Estratto del documento >>

Articolo di Isabel Togoh apparso su Forbes.com
L’offerta di Oracle per collaborare con TikTok US si trova ad affrontare un altro potenziale ostacolo dopo che il proprietario cinese dell’app, ByteDance, ha dichiarato che non cederà il suo algoritmo in caso di vendita o cessione, come riporta il South China Morning Post, citando fonti vicine al consiglio di amministrazione.
Aspetti principali
- A poche ore dal 15 settembre, la scadenza voluta dall’amministrazione Trump per la vendita dell’app a una società statunitense (pena il rischio di essere bandita dal Paese), la società di software Oracle, favorita dal presidente Donald Trump, dovrebbe essere annunciata come “partner tecnologico di fiducia” per TikTok US. Lo ha riferito domenica il Wall Street Journal .

Dati di previsione dei riquadri di delimitazione
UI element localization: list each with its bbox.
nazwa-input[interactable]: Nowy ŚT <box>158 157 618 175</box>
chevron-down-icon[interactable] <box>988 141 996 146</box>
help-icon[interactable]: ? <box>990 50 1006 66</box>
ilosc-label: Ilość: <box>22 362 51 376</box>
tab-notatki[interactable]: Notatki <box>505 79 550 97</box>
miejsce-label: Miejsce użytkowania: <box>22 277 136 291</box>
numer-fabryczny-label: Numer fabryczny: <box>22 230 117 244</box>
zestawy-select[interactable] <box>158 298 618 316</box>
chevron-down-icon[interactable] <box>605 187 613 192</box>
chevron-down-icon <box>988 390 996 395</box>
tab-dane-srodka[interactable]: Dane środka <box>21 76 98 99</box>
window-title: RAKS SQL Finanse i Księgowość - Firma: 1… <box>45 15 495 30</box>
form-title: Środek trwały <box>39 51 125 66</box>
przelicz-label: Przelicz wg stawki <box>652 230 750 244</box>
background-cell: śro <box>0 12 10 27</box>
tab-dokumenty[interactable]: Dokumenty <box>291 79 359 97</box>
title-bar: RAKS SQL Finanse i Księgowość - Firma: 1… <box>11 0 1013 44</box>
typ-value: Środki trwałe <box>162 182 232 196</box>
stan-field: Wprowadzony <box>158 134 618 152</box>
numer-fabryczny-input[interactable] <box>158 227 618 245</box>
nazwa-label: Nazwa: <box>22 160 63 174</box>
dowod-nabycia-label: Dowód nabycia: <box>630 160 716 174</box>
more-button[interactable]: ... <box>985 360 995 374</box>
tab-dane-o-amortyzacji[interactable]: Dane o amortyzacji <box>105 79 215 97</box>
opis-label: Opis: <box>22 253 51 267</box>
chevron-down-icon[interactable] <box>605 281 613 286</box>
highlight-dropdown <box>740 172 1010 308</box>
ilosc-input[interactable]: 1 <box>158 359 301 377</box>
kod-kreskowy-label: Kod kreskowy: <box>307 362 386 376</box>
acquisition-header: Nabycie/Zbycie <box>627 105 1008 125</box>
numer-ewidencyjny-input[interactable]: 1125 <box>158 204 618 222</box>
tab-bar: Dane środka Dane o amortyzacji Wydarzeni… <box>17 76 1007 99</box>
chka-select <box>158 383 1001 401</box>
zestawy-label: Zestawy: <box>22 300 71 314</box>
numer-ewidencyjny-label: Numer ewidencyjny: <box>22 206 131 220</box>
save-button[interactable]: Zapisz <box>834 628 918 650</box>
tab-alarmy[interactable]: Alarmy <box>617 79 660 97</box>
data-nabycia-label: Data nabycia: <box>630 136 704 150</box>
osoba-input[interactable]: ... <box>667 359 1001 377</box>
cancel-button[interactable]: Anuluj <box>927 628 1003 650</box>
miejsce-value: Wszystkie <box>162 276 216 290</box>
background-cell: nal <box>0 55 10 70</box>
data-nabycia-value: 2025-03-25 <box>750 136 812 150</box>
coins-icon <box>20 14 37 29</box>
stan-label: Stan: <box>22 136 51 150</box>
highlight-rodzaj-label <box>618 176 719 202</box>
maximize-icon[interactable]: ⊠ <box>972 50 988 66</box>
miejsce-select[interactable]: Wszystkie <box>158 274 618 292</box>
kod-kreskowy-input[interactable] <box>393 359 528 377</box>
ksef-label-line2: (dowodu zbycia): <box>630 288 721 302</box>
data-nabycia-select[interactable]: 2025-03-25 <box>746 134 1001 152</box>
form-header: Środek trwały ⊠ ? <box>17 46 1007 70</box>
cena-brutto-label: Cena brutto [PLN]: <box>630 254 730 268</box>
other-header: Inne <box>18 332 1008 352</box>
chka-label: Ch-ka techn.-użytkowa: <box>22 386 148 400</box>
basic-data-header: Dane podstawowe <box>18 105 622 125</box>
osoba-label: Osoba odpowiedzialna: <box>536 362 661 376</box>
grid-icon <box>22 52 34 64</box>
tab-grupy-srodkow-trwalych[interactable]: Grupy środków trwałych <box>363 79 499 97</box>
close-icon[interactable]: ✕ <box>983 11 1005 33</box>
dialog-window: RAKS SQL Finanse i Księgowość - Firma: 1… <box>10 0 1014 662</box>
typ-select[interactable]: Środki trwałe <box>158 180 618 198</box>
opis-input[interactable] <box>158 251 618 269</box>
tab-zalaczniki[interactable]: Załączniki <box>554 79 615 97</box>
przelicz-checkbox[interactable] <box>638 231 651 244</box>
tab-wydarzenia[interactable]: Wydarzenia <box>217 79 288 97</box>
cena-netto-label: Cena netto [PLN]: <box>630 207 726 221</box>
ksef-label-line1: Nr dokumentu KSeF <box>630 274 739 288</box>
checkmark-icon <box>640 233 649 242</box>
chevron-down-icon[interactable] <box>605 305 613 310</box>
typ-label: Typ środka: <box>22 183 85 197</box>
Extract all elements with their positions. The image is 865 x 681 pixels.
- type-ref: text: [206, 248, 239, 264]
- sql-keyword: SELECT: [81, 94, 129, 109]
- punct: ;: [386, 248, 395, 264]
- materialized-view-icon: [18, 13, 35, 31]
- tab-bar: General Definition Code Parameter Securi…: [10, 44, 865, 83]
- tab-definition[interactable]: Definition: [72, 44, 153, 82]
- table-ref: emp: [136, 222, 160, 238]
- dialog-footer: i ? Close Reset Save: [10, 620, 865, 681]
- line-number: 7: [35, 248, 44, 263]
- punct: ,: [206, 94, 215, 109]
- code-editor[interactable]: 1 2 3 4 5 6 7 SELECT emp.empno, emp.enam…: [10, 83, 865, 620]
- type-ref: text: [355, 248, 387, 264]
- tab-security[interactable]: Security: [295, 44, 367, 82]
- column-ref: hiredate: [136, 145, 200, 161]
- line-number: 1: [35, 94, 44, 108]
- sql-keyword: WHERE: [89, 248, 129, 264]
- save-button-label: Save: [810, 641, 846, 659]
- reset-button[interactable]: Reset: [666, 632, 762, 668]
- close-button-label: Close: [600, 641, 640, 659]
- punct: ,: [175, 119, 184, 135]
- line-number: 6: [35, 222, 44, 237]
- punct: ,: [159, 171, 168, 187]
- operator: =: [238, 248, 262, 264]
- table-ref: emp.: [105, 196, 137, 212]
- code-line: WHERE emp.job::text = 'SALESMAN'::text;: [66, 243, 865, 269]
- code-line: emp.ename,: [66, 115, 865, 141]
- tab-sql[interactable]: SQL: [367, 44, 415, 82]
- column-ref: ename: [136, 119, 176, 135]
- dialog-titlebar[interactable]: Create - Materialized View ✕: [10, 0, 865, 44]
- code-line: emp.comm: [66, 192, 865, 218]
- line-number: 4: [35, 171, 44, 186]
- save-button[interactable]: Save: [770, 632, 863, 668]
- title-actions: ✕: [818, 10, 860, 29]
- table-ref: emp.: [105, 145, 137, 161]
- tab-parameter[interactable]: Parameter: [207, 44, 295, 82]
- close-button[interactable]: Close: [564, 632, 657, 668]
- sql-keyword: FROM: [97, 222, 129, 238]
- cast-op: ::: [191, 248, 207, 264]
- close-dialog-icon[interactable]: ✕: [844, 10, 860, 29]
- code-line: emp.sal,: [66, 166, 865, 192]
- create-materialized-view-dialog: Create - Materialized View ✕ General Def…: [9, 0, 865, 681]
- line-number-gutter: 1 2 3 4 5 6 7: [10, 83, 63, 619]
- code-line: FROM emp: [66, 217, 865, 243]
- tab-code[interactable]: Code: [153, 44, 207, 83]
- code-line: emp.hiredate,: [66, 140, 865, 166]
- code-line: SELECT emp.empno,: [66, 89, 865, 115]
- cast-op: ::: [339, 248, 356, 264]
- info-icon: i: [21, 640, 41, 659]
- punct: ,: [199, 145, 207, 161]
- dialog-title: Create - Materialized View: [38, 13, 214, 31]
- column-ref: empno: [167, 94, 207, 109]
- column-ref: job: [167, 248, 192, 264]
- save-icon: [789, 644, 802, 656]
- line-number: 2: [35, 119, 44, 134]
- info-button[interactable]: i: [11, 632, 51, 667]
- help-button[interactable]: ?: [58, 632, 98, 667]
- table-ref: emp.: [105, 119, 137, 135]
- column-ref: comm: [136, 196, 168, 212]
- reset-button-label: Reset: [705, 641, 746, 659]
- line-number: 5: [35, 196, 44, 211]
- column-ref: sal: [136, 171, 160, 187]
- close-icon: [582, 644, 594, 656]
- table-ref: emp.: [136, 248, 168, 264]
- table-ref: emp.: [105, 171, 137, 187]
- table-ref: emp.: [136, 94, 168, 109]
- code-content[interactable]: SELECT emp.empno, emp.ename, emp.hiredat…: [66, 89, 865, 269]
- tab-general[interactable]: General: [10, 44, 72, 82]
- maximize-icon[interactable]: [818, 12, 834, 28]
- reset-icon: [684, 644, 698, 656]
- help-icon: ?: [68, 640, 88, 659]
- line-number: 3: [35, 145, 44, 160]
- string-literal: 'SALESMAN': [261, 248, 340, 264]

Cosa fare >>
Nell'articolo su Oracle e TikTok, che cosa ha dichiarato ByteDance riguardo al suo algoritmo? Le voci non servono.

Risultato finale >>
Che non cederà il suo algoritmo in caso di vendita o cessione.